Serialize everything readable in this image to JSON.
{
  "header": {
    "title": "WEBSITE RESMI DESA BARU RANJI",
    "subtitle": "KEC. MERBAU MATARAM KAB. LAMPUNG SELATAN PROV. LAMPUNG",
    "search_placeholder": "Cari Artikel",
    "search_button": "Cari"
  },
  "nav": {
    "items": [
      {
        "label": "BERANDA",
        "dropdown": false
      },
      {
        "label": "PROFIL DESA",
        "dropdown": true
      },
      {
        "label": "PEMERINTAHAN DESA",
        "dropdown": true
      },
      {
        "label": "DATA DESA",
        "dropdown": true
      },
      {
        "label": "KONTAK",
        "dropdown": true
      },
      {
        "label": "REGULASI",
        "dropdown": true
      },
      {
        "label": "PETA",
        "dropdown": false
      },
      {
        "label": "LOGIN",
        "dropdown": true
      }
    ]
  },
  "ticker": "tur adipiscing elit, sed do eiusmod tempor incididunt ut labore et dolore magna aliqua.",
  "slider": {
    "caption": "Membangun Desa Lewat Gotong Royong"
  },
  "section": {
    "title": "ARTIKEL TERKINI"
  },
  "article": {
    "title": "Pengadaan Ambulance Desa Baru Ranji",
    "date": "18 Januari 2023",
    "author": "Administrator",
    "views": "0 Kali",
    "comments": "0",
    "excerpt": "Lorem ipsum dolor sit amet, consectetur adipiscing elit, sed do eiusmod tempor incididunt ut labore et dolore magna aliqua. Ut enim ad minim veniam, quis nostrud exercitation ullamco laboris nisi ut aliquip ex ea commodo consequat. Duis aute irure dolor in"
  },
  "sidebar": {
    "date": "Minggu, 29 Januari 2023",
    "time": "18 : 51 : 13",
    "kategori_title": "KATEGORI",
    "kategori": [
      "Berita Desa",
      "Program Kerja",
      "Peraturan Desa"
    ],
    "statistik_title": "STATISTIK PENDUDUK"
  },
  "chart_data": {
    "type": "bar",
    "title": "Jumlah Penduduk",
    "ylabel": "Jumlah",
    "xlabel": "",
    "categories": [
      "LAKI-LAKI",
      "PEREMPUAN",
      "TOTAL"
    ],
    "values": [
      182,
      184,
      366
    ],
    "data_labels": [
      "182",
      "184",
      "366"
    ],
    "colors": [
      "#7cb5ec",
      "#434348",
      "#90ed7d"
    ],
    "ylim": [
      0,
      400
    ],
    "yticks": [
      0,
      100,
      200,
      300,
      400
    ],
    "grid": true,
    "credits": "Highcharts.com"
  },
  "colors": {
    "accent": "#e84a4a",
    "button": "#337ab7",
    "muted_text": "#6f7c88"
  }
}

------

All of the entries must be quoted exactly; please include each one.

Serialize everything readable in this image to JSON.
{
  "header": {
    "title": "WEBSITE RESMI DESA BARU RANJI",
    "subtitle": "KEC. MERBAU MATARAM KAB. LAMPUNG SELATAN PROV. LAMPUNG",
    "search_placeholder": "Cari Artikel",
    "search_button": "Cari"
  },
  "nav": {
    "items": [
      {
        "label": "BERANDA",
        "dropdown": false
      },
      {
        "label": "PROFIL DESA",
        "dropdown": true
      },
      {
        "label": "PEMERINTAHAN DESA",
        "dropdown": true
      },
      {
        "label": "DATA DESA",
        "dropdown": true
      },
      {
        "label": "KONTAK",
        "dropdown": true
      },
      {
        "label": "REGULASI",
        "dropdown": true
      },
      {
        "label": "PETA",
        "dropdown": false
      },
      {
        "label": "LOGIN",
        "dropdown": true
      }
    ]
  },
  "ticker": "tur adipiscing elit, sed do eiusmod tempor incididunt ut labore et dolore magna aliqua.",
  "slider": {
    "caption": "Membangun Desa Lewat Gotong Royong"
  },
  "section": {
    "title": "ARTIKEL TERKINI"
  },
  "article": {
    "title": "Pengadaan Ambulance Desa Baru Ranji",
    "date": "18 Januari 2023",
    "author": "Administrator",
    "views": "0 Kali",
    "comments": "0",
    "excerpt": "Lorem ipsum dolor sit amet, consectetur adipiscing elit, sed do eiusmod tempor incididunt ut labore et dolore magna aliqua. Ut enim ad minim veniam, quis nostrud exercitation ullamco laboris nisi ut aliquip ex ea commodo consequat. Duis aute irure dolor in"
  },
  "sidebar": {
    "date": "Minggu, 29 Januari 2023",
    "time": "18 : 51 : 13",
    "kategori_title": "KATEGORI",
    "kategori": [
      "Berita Desa",
      "Program Kerja",
      "Peraturan Desa"
    ],
    "statistik_title": "STATISTIK PENDUDUK"
  },
  "chart_data": {
    "type": "bar",
    "title": "Jumlah Penduduk",
    "ylabel": "Jumlah",
    "xlabel": "",
    "categories": [
      "LAKI-LAKI",
      "PEREMPUAN",
      "TOTAL"
    ],
    "values": [
      182,
      184,
      366
    ],
    "data_labels": [
      "182",
      "184",
      "366"
    ],
    "colors": [
      "#7cb5ec",
      "#434348",
      "#90ed7d"
    ],
    "ylim": [
      0,
      400
    ],
    "yticks": [
      0,
      100,
      200,
      300,
      400
    ],
    "grid": true,
    "credits": "Highcharts.com"
  },
  "colors": {
    "accent": "#e84a4a",
    "button": "#337ab7",
    "muted_text": "#6f7c88"
  }
}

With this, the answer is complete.